# start of EXCERPTED TEXT
The actual meaning of the value of a pixel in a grayscale or RGB
image depends on the class of the matrix.  If the matrix is of class
@code{double} pixel intensities are between 0 and 1, if it is of class
@code{uint8} intensities are between 0 and 255, and if it is of class
@code{uint16} intensities are between 0 and 65535.

A binary image is an M-by-N matrix of class @code{logical}.
A pixel in a binary image is black if it is @code{false} and white
if it is @code{true}.

An indexed image consists of an M-by-N matrix of integers
and a C-by-3 color map.  Each integer corresponds to an
index in the color map, and each row in the color map corresponds to
an RGB color.  The color map must be of class @code{double} with values
between 0 and 1.

The following convenience functions are available for conversion between image
formats.

@c im2double scripts/image/im2double.m
@anchor{XREFim2double}
@deftypefn  {} {} im2double (@var{img})
@deftypefnx {} {} im2double (@var{img}, "indexed")
Convert image to double precision.

The conversion of @var{img} to double precision, is dependent
on the type of input image.  The following input classes are
supported:

@table @samp
@item uint8, uint16, and int16
The range of values from the class is scaled to the interval [0 1].

@item logical
True and false values are assigned a value of 0 and 1 respectively.

@item single
Values are cast to double.

@item double
Returns the same image.

@end table

If @var{img} is an indexed image, then the second argument should be
the string @qcode{"indexed"}.  If so, then @var{img} must either be
of floating point class, or unsigned integer class and it will simply
be cast to double.  If it is an integer class, a +1 offset is applied.

@xseealso{@ref{XREFdouble,,double}}
@end deftypefn


@c gray2ind scripts/image/gray2ind.m
@anchor{XREFgray2ind}
@deftypefn  {} {@var{img} =} gray2ind (@var{I})
@deftypefnx {} {@var{img} =} gray2ind (@var{I}, @var{n})
@deftypefnx {} {@var{img} =} gray2ind (@var{BW})
@deftypefnx {} {@var{img} =} gray2ind (@var{BW}, @var{n})
@deftypefnx {} {[@var{img}, @var{map}] =} gray2ind (@dots{})
Convert a grayscale or binary intensity image to an indexed image.
# end of EXCERPTED TEXT
# start of DATA EXTRACT
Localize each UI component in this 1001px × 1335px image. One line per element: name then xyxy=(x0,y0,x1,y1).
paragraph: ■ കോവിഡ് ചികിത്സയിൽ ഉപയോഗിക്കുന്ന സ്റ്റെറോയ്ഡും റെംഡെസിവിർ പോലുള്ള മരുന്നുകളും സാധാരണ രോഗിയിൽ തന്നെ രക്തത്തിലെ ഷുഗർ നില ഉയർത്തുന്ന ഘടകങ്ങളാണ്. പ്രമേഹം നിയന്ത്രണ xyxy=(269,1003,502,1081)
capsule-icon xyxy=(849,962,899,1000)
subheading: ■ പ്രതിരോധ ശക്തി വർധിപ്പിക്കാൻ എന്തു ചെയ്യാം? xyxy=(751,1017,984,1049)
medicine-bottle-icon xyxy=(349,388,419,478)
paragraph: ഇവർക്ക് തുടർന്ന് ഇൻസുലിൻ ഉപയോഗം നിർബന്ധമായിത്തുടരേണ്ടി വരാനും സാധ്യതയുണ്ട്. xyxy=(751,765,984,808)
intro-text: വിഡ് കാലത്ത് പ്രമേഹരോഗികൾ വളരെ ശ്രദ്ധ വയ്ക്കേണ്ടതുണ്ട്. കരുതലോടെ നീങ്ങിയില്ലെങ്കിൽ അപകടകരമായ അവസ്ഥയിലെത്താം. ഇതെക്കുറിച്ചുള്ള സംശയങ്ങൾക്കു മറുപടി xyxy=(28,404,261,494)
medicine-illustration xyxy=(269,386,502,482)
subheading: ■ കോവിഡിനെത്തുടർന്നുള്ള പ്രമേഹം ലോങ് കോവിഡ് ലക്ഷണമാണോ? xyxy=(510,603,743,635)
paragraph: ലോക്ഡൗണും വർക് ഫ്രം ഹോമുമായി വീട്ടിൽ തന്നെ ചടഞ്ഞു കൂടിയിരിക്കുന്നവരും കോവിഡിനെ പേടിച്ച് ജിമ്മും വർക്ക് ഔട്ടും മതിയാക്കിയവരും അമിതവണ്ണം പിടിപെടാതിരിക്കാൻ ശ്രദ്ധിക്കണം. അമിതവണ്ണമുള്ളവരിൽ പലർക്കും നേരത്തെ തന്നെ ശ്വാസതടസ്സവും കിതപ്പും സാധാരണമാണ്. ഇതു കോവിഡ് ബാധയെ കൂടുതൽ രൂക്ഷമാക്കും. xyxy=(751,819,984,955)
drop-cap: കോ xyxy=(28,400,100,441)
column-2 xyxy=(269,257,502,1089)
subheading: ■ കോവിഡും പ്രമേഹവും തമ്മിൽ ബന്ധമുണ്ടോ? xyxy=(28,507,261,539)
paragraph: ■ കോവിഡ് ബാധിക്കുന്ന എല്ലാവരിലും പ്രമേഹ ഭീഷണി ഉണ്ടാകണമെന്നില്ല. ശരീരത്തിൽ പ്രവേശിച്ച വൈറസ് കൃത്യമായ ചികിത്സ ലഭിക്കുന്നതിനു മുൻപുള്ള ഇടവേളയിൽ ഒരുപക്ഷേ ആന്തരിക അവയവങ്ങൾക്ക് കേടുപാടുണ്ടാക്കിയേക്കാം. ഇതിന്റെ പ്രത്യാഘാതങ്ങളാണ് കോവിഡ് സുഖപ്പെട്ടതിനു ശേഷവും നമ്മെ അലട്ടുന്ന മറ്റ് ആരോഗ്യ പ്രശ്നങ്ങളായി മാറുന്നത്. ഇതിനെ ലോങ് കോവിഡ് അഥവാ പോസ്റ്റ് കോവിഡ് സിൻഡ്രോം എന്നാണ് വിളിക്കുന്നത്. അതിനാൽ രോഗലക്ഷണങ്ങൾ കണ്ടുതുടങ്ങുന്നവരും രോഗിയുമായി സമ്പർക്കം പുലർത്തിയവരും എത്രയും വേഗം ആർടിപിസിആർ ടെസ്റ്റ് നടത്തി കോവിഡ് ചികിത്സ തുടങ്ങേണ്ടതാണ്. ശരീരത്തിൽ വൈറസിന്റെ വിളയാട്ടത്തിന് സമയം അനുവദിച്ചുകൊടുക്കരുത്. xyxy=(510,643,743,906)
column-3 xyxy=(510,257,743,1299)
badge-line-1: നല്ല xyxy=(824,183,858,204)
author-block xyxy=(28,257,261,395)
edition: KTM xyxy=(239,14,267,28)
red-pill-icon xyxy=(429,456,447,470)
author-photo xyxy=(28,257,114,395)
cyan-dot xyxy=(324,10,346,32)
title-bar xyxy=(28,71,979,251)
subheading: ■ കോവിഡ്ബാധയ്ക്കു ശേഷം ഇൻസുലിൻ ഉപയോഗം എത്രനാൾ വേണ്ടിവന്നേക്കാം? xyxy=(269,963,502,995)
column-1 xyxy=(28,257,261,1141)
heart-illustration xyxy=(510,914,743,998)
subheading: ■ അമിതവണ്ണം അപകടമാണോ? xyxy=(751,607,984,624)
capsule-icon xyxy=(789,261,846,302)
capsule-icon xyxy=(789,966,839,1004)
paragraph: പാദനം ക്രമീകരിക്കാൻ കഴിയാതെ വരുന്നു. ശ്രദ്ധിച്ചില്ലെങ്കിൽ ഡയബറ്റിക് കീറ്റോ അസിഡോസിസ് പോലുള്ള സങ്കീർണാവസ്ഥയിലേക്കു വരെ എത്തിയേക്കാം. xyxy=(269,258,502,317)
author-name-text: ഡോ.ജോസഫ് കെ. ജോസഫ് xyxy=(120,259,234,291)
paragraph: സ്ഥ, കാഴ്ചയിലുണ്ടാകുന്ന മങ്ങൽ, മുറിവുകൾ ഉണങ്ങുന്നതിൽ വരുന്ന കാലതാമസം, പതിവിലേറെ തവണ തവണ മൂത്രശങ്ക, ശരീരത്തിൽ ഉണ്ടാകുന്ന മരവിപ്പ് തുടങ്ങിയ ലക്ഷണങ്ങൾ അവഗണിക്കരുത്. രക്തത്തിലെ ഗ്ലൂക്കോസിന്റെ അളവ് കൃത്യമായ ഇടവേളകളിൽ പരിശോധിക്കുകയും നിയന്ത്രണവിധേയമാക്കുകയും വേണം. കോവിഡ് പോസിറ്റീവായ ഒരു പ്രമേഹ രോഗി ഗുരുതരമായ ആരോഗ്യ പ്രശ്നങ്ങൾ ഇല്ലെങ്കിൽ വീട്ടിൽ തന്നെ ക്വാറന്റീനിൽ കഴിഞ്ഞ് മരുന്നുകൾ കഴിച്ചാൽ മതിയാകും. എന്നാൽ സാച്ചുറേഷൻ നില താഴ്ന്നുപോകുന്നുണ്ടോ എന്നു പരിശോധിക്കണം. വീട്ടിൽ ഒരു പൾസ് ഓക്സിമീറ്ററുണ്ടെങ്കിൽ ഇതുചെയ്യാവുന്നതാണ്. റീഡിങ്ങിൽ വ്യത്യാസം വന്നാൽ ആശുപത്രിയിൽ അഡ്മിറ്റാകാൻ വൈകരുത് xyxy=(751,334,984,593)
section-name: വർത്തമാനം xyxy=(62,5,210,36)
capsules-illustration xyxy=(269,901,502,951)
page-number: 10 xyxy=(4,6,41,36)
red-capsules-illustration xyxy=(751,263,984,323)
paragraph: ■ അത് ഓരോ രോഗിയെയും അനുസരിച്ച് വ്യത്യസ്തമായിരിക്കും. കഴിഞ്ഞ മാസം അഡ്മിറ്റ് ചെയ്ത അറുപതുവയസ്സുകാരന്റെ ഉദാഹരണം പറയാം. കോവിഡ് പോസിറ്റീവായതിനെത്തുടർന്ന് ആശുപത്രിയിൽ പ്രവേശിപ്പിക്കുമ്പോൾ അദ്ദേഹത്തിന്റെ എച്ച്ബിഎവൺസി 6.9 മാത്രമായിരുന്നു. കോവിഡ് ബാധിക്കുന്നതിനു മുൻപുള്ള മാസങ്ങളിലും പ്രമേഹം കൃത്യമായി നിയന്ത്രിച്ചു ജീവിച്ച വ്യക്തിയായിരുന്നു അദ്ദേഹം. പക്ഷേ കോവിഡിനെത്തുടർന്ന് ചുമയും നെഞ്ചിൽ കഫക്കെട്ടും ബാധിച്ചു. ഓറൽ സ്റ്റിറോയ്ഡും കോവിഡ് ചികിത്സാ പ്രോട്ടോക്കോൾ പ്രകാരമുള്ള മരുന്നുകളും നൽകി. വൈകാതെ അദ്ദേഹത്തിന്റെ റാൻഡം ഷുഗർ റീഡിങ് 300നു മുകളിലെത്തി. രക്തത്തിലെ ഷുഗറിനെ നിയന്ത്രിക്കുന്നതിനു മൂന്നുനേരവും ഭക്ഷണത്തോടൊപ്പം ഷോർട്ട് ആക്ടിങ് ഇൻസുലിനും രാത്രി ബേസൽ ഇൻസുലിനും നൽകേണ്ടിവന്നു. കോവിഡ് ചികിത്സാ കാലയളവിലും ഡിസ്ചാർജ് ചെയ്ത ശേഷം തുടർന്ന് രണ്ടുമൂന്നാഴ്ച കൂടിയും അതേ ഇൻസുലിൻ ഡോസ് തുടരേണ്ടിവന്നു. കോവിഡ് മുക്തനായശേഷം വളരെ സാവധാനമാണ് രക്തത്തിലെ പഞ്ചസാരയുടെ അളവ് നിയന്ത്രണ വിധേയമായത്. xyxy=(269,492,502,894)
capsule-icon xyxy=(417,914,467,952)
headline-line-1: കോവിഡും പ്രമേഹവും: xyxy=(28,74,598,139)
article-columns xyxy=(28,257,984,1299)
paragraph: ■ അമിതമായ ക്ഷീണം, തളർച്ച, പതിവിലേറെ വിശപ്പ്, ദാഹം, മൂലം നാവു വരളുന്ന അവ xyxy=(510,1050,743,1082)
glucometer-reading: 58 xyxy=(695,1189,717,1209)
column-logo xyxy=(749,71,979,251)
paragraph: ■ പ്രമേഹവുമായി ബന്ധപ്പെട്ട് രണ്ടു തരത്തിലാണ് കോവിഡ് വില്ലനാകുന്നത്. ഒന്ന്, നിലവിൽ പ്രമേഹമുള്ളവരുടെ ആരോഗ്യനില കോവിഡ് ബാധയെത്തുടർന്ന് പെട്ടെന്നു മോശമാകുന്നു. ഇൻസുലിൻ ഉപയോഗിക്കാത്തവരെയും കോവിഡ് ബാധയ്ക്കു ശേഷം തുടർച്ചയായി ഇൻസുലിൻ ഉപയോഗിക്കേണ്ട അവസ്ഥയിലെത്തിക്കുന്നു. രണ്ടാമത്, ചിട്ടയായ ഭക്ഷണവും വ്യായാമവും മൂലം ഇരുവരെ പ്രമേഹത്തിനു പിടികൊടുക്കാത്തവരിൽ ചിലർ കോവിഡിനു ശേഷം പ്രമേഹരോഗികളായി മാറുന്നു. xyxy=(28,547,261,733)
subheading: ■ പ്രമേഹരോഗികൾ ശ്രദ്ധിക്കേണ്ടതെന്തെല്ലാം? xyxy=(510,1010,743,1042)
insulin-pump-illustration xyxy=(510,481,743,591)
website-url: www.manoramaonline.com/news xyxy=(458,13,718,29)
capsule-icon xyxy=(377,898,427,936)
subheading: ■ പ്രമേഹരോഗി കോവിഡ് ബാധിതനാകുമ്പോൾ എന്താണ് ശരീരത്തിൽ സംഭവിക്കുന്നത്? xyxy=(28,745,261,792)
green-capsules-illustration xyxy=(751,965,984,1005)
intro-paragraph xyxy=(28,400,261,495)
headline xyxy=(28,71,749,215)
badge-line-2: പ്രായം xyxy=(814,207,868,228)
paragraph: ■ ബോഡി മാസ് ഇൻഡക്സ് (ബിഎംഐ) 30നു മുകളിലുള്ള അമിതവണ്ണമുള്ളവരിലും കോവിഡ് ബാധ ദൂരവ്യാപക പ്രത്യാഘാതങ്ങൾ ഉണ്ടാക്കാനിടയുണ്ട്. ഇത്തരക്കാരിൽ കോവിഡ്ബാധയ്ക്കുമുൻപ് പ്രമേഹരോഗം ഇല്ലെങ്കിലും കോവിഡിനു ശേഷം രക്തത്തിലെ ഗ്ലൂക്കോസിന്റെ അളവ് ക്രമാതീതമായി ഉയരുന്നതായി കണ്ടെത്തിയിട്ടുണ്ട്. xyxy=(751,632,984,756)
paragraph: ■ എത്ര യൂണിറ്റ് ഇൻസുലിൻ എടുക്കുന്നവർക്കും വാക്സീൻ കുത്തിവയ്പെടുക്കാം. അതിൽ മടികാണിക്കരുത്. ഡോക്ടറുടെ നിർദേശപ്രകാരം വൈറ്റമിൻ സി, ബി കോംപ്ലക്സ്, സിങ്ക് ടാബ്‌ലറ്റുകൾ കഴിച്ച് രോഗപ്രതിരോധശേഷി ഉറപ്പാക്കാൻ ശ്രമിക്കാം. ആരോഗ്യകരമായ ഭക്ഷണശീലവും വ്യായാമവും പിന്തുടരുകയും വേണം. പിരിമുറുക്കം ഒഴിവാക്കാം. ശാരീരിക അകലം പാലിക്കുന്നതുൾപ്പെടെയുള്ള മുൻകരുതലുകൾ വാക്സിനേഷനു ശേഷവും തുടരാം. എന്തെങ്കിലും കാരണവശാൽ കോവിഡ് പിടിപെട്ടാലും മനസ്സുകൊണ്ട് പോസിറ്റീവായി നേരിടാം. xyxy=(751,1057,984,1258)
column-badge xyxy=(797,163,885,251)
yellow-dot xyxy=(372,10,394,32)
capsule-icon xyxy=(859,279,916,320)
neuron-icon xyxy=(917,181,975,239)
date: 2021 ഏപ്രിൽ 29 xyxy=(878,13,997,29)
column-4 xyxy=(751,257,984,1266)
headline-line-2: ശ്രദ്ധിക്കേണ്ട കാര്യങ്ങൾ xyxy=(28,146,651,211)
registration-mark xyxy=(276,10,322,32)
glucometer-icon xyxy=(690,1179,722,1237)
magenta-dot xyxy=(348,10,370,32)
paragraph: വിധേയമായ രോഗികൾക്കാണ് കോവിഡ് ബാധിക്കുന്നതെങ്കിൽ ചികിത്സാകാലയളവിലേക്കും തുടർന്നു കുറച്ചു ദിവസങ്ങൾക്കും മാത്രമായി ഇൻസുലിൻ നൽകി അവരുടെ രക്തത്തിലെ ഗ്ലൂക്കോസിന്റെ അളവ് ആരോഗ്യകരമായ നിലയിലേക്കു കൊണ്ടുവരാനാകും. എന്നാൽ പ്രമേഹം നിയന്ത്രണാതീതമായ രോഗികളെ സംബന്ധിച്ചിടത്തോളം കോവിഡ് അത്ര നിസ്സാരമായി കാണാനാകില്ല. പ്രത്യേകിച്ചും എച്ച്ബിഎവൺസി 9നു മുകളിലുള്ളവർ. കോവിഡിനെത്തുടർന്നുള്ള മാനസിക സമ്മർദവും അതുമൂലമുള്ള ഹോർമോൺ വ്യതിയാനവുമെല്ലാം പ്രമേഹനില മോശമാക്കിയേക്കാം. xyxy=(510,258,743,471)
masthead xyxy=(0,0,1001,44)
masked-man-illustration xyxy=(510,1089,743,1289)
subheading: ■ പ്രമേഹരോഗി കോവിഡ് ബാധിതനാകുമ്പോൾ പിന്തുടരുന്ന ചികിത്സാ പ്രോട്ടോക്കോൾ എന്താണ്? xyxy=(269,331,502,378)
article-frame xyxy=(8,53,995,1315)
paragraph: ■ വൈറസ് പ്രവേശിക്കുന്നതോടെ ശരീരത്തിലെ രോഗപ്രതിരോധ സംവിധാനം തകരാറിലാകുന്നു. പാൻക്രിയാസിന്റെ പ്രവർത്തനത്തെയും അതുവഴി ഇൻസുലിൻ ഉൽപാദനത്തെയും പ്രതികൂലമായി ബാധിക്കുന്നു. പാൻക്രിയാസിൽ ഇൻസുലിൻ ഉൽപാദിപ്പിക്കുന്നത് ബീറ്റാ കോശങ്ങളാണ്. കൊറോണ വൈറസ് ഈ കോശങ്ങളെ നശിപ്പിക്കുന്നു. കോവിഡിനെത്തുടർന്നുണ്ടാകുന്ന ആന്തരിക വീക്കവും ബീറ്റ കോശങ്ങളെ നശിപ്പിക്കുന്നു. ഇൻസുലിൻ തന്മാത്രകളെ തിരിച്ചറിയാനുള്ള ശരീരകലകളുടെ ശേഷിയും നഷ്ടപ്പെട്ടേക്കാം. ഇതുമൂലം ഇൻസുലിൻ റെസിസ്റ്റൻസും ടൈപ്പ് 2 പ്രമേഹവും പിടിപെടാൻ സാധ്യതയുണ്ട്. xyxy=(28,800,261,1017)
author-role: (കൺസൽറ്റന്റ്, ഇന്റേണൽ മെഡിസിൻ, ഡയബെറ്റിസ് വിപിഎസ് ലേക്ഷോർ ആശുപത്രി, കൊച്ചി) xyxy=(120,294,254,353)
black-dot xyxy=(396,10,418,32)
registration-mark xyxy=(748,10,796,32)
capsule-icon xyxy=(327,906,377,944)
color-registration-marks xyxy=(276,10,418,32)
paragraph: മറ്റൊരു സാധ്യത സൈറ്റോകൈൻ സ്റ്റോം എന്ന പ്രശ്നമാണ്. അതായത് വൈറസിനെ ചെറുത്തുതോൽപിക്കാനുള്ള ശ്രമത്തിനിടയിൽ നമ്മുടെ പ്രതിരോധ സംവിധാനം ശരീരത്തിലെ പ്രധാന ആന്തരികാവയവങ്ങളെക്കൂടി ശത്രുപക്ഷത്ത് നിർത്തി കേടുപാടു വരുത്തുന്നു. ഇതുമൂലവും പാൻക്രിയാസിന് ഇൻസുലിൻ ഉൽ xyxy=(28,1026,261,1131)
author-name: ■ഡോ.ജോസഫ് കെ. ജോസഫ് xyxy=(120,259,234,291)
# end of DATA EXTRACT
TASK REQUIREMENTS: List every input class that the image-format text says im2double supports.

SOLUTION TO THIS EXERCISE: uint8, uint16, int16, logical, single, double